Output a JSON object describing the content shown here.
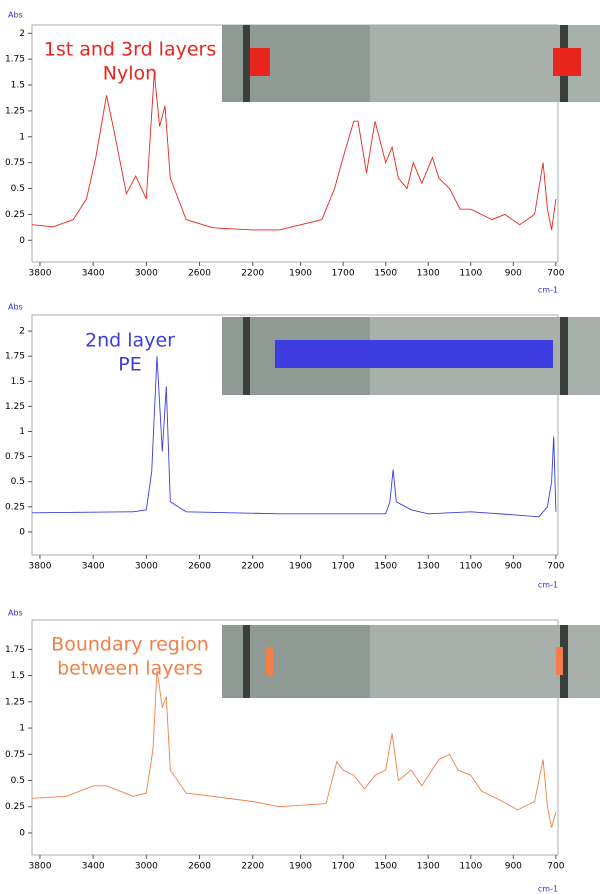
{
  "chart_data": [
    {
      "type": "line",
      "y_label": "Abs",
      "x_label": "cm-1",
      "annotation": [
        "1st and 3rd layers",
        "Nylon"
      ],
      "color": "#e8261e",
      "xlim": [
        3860,
        690
      ],
      "xbreak": 2000,
      "ylim": [
        -0.21,
        2.08
      ],
      "xticks": [
        3800,
        3400,
        3000,
        2600,
        2200,
        1900,
        1700,
        1500,
        1300,
        1100,
        900,
        700
      ],
      "yticks": [
        0,
        0.25,
        0.5,
        0.75,
        1,
        1.25,
        1.5,
        1.75,
        2
      ],
      "x": [
        3860,
        3700,
        3550,
        3450,
        3380,
        3300,
        3250,
        3150,
        3080,
        3000,
        2940,
        2900,
        2860,
        2820,
        2700,
        2500,
        2200,
        2000,
        1800,
        1740,
        1700,
        1650,
        1630,
        1590,
        1550,
        1500,
        1470,
        1440,
        1400,
        1370,
        1330,
        1280,
        1250,
        1200,
        1150,
        1100,
        1000,
        940,
        870,
        800,
        760,
        740,
        720,
        700
      ],
      "values": [
        0.15,
        0.13,
        0.2,
        0.4,
        0.8,
        1.4,
        1.1,
        0.45,
        0.62,
        0.4,
        1.62,
        1.1,
        1.3,
        0.6,
        0.2,
        0.12,
        0.1,
        0.1,
        0.2,
        0.5,
        0.8,
        1.15,
        1.15,
        0.65,
        1.15,
        0.75,
        0.9,
        0.6,
        0.5,
        0.75,
        0.55,
        0.8,
        0.6,
        0.5,
        0.3,
        0.3,
        0.2,
        0.25,
        0.15,
        0.25,
        0.75,
        0.3,
        0.1,
        0.4
      ]
    },
    {
      "type": "line",
      "y_label": "Abs",
      "x_label": "cm-1",
      "annotation": [
        "2nd layer",
        "PE"
      ],
      "color": "#3c3ce0",
      "xlim": [
        3860,
        690
      ],
      "xbreak": 2000,
      "ylim": [
        -0.23,
        2.16
      ],
      "xticks": [
        3800,
        3400,
        3000,
        2600,
        2200,
        1900,
        1700,
        1500,
        1300,
        1100,
        900,
        700
      ],
      "yticks": [
        0,
        0.25,
        0.5,
        0.75,
        1,
        1.25,
        1.5,
        1.75,
        2
      ],
      "x": [
        3860,
        3100,
        3000,
        2960,
        2920,
        2880,
        2850,
        2820,
        2700,
        2000,
        1500,
        1480,
        1465,
        1450,
        1380,
        1300,
        1100,
        900,
        780,
        740,
        720,
        710,
        700
      ],
      "values": [
        0.19,
        0.2,
        0.22,
        0.6,
        1.75,
        0.8,
        1.45,
        0.3,
        0.2,
        0.18,
        0.18,
        0.3,
        0.62,
        0.3,
        0.22,
        0.18,
        0.2,
        0.17,
        0.15,
        0.25,
        0.5,
        0.95,
        0.2
      ]
    },
    {
      "type": "line",
      "y_label": "Abs",
      "x_label": "cm-1",
      "annotation": [
        "Boundary region",
        "between layers"
      ],
      "color": "#f08048",
      "xlim": [
        3860,
        690
      ],
      "xbreak": 2000,
      "ylim": [
        -0.21,
        2.03
      ],
      "xticks": [
        3800,
        3400,
        3000,
        2600,
        2200,
        1900,
        1700,
        1500,
        1300,
        1100,
        900,
        700
      ],
      "yticks": [
        0,
        0.25,
        0.5,
        0.75,
        1,
        1.25,
        1.5,
        1.75
      ],
      "x": [
        3860,
        3600,
        3400,
        3300,
        3100,
        3000,
        2950,
        2920,
        2880,
        2850,
        2820,
        2700,
        2200,
        2000,
        1780,
        1730,
        1700,
        1650,
        1600,
        1550,
        1500,
        1470,
        1440,
        1380,
        1330,
        1250,
        1200,
        1160,
        1100,
        1050,
        950,
        880,
        800,
        760,
        740,
        720,
        700
      ],
      "values": [
        0.33,
        0.35,
        0.45,
        0.45,
        0.35,
        0.38,
        0.8,
        1.55,
        1.2,
        1.3,
        0.6,
        0.38,
        0.3,
        0.25,
        0.28,
        0.68,
        0.6,
        0.55,
        0.42,
        0.55,
        0.6,
        0.95,
        0.5,
        0.6,
        0.45,
        0.7,
        0.75,
        0.6,
        0.55,
        0.4,
        0.3,
        0.22,
        0.3,
        0.7,
        0.25,
        0.05,
        0.2
      ]
    }
  ]
}
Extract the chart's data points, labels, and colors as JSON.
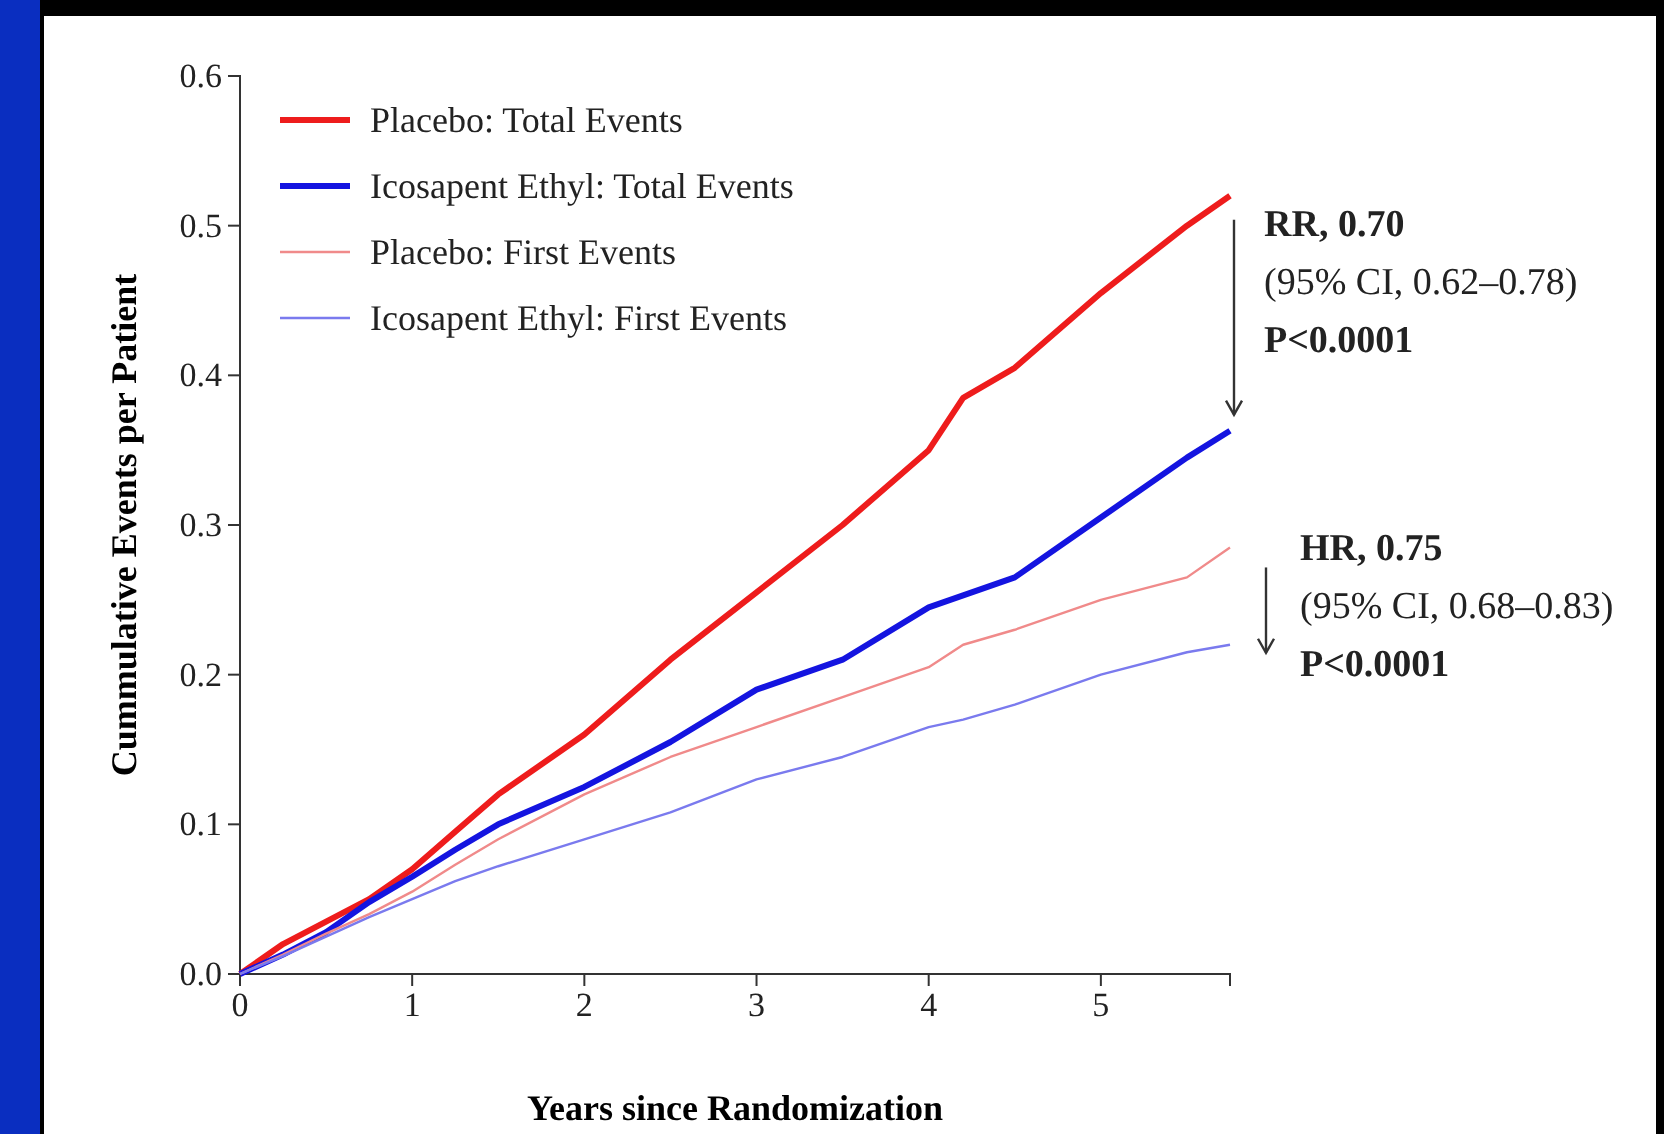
{
  "chart_data": {
    "type": "line",
    "xlabel": "Years since Randomization",
    "ylabel": "Cummulative Events per Patient",
    "xlim": [
      0,
      5.75
    ],
    "xticks": [
      0,
      1,
      2,
      3,
      4,
      5
    ],
    "ylim": [
      0,
      0.6
    ],
    "yticks": [
      {
        "value": 0,
        "label": "0.0"
      },
      {
        "value": 0.1,
        "label": "0.1"
      },
      {
        "value": 0.2,
        "label": "0.2"
      },
      {
        "value": 0.3,
        "label": "0.3"
      },
      {
        "value": 0.4,
        "label": "0.4"
      },
      {
        "value": 0.5,
        "label": "0.5"
      },
      {
        "value": 0.6,
        "label": "0.6"
      }
    ],
    "legend": "top left",
    "grid": false,
    "marker": "none",
    "line_style": "solid",
    "x": [
      0,
      0.25,
      0.5,
      0.75,
      1,
      1.25,
      1.5,
      2,
      2.5,
      3,
      3.5,
      4,
      4.2,
      4.5,
      5,
      5.5,
      5.75
    ],
    "series": [
      {
        "name": "Placebo: Total Events",
        "color": "#ee1c1c",
        "values": [
          0,
          0.02,
          0.035,
          0.05,
          0.07,
          0.095,
          0.12,
          0.16,
          0.21,
          0.255,
          0.3,
          0.35,
          0.385,
          0.405,
          0.455,
          0.5,
          0.52
        ]
      },
      {
        "name": "Icosapent Ethyl: Total Events",
        "color": "#1414e0",
        "values": [
          0,
          0.013,
          0.028,
          0.048,
          0.065,
          0.083,
          0.1,
          0.125,
          0.155,
          0.19,
          0.21,
          0.245,
          0.253,
          0.265,
          0.305,
          0.345,
          0.363
        ]
      },
      {
        "name": "Placebo: First Events",
        "color": "#f08a8a",
        "values": [
          0,
          0.013,
          0.027,
          0.04,
          0.055,
          0.073,
          0.09,
          0.12,
          0.145,
          0.165,
          0.185,
          0.205,
          0.22,
          0.23,
          0.25,
          0.265,
          0.285
        ]
      },
      {
        "name": "Icosapent Ethyl: First Events",
        "color": "#7a7aee",
        "values": [
          0,
          0.012,
          0.025,
          0.038,
          0.05,
          0.062,
          0.072,
          0.09,
          0.108,
          0.13,
          0.145,
          0.165,
          0.17,
          0.18,
          0.2,
          0.215,
          0.22
        ]
      }
    ],
    "annotations": [
      "RR, 0.70",
      "(95% CI, 0.62–0.78)",
      "P<0.0001",
      "HR, 0.75",
      "(95% CI, 0.68–0.83)",
      "P<0.0001"
    ]
  }
}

============

● **The task**:
Return all the entries word for word, but omit any pictures they contain.

● **Written answer**:
Output a JSON object describing the content shown here.
{
  "chart_data": [
    {
      "type": "line",
      "y_label": "Abs",
      "x_label": "cm-1",
      "annotation": [
        "1st and 3rd layers",
        "Nylon"
      ],
      "color": "#e8261e",
      "xlim": [
        3860,
        690
      ],
      "xbreak": 2000,
      "ylim": [
        -0.21,
        2.08
      ],
      "xticks": [
        3800,
        3400,
        3000,
        2600,
        2200,
        1900,
        1700,
        1500,
        1300,
        1100,
        900,
        700
      ],
      "yticks": [
        0,
        0.25,
        0.5,
        0.75,
        1,
        1.25,
        1.5,
        1.75,
        2
      ],
      "x": [
        3860,
        3700,
        3550,
        3450,
        3380,
        3300,
        3250,
        3150,
        3080,
        3000,
        2940,
        2900,
        2860,
        2820,
        2700,
        2500,
        2200,
        2000,
        1800,
        1740,
        1700,
        1650,
        1630,
        1590,
        1550,
        1500,
        1470,
        1440,
        1400,
        1370,
        1330,
        1280,
        1250,
        1200,
        1150,
        1100,
        1000,
        940,
        870,
        800,
        760,
        740,
        720,
        700
      ],
      "values": [
        0.15,
        0.13,
        0.2,
        0.4,
        0.8,
        1.4,
        1.1,
        0.45,
        0.62,
        0.4,
        1.62,
        1.1,
        1.3,
        0.6,
        0.2,
        0.12,
        0.1,
        0.1,
        0.2,
        0.5,
        0.8,
        1.15,
        1.15,
        0.65,
        1.15,
        0.75,
        0.9,
        0.6,
        0.5,
        0.75,
        0.55,
        0.8,
        0.6,
        0.5,
        0.3,
        0.3,
        0.2,
        0.25,
        0.15,
        0.25,
        0.75,
        0.3,
        0.1,
        0.4
      ]
    },
    {
      "type": "line",
      "y_label": "Abs",
      "x_label": "cm-1",
      "annotation": [
        "2nd layer",
        "PE"
      ],
      "color": "#3c3ce0",
      "xlim": [
        3860,
        690
      ],
      "xbreak": 2000,
      "ylim": [
        -0.23,
        2.16
      ],
      "xticks": [
        3800,
        3400,
        3000,
        2600,
        2200,
        1900,
        1700,
        1500,
        1300,
        1100,
        900,
        700
      ],
      "yticks": [
        0,
        0.25,
        0.5,
        0.75,
        1,
        1.25,
        1.5,
        1.75,
        2
      ],
      "x": [
        3860,
        3100,
        3000,
        2960,
        2920,
        2880,
        2850,
        2820,
        2700,
        2000,
        1500,
        1480,
        1465,
        1450,
        1380,
        1300,
        1100,
        900,
        780,
        740,
        720,
        710,
        700
      ],
      "values": [
        0.19,
        0.2,
        0.22,
        0.6,
        1.75,
        0.8,
        1.45,
        0.3,
        0.2,
        0.18,
        0.18,
        0.3,
        0.62,
        0.3,
        0.22,
        0.18,
        0.2,
        0.17,
        0.15,
        0.25,
        0.5,
        0.95,
        0.2
      ]
    },
    {
      "type": "line",
      "y_label": "Abs",
      "x_label": "cm-1",
      "annotation": [
        "Boundary region",
        "between layers"
      ],
      "color": "#f08048",
      "xlim": [
        3860,
        690
      ],
      "xbreak": 2000,
      "ylim": [
        -0.21,
        2.03
      ],
      "xticks": [
        3800,
        3400,
        3000,
        2600,
        2200,
        1900,
        1700,
        1500,
        1300,
        1100,
        900,
        700
      ],
      "yticks": [
        0,
        0.25,
        0.5,
        0.75,
        1,
        1.25,
        1.5,
        1.75
      ],
      "x": [
        3860,
        3600,
        3400,
        3300,
        3100,
        3000,
        2950,
        2920,
        2880,
        2850,
        2820,
        2700,
        2200,
        2000,
        1780,
        1730,
        1700,
        1650,
        1600,
        1550,
        1500,
        1470,
        1440,
        1380,
        1330,
        1250,
        1200,
        1160,
        1100,
        1050,
        950,
        880,
        800,
        760,
        740,
        720,
        700
      ],
      "values": [
        0.33,
        0.35,
        0.45,
        0.45,
        0.35,
        0.38,
        0.8,
        1.55,
        1.2,
        1.3,
        0.6,
        0.38,
        0.3,
        0.25,
        0.28,
        0.68,
        0.6,
        0.55,
        0.42,
        0.55,
        0.6,
        0.95,
        0.5,
        0.6,
        0.45,
        0.7,
        0.75,
        0.6,
        0.55,
        0.4,
        0.3,
        0.22,
        0.3,
        0.7,
        0.25,
        0.05,
        0.2
      ]
    }
  ]
}
Extract the chart's data points, labels, and colors as JSON.
{
  "chart_data": {
    "type": "line",
    "xlabel": "Years since Randomization",
    "ylabel": "Cummulative Events per Patient",
    "xlim": [
      0,
      5.75
    ],
    "xticks": [
      0,
      1,
      2,
      3,
      4,
      5
    ],
    "ylim": [
      0,
      0.6
    ],
    "yticks": [
      {
        "value": 0,
        "label": "0.0"
      },
      {
        "value": 0.1,
        "label": "0.1"
      },
      {
        "value": 0.2,
        "label": "0.2"
      },
      {
        "value": 0.3,
        "label": "0.3"
      },
      {
        "value": 0.4,
        "label": "0.4"
      },
      {
        "value": 0.5,
        "label": "0.5"
      },
      {
        "value": 0.6,
        "label": "0.6"
      }
    ],
    "legend": "top left",
    "grid": false,
    "marker": "none",
    "line_style": "solid",
    "x": [
      0,
      0.25,
      0.5,
      0.75,
      1,
      1.25,
      1.5,
      2,
      2.5,
      3,
      3.5,
      4,
      4.2,
      4.5,
      5,
      5.5,
      5.75
    ],
    "series": [
      {
        "name": "Placebo: Total Events",
        "color": "#ee1c1c",
        "values": [
          0,
          0.02,
          0.035,
          0.05,
          0.07,
          0.095,
          0.12,
          0.16,
          0.21,
          0.255,
          0.3,
          0.35,
          0.385,
          0.405,
          0.455,
          0.5,
          0.52
        ]
      },
      {
        "name": "Icosapent Ethyl: Total Events",
        "color": "#1414e0",
        "values": [
          0,
          0.013,
          0.028,
          0.048,
          0.065,
          0.083,
          0.1,
          0.125,
          0.155,
          0.19,
          0.21,
          0.245,
          0.253,
          0.265,
          0.305,
          0.345,
          0.363
        ]
      },
      {
        "name": "Placebo: First Events",
        "color": "#f08a8a",
        "values": [
          0,
          0.013,
          0.027,
          0.04,
          0.055,
          0.073,
          0.09,
          0.12,
          0.145,
          0.165,
          0.185,
          0.205,
          0.22,
          0.23,
          0.25,
          0.265,
          0.285
        ]
      },
      {
        "name": "Icosapent Ethyl: First Events",
        "color": "#7a7aee",
        "values": [
          0,
          0.012,
          0.025,
          0.038,
          0.05,
          0.062,
          0.072,
          0.09,
          0.108,
          0.13,
          0.145,
          0.165,
          0.17,
          0.18,
          0.2,
          0.215,
          0.22
        ]
      }
    ],
    "annotations": [
      "RR, 0.70",
      "(95% CI, 0.62–0.78)",
      "P<0.0001",
      "HR, 0.75",
      "(95% CI, 0.68–0.83)",
      "P<0.0001"
    ]
  }
}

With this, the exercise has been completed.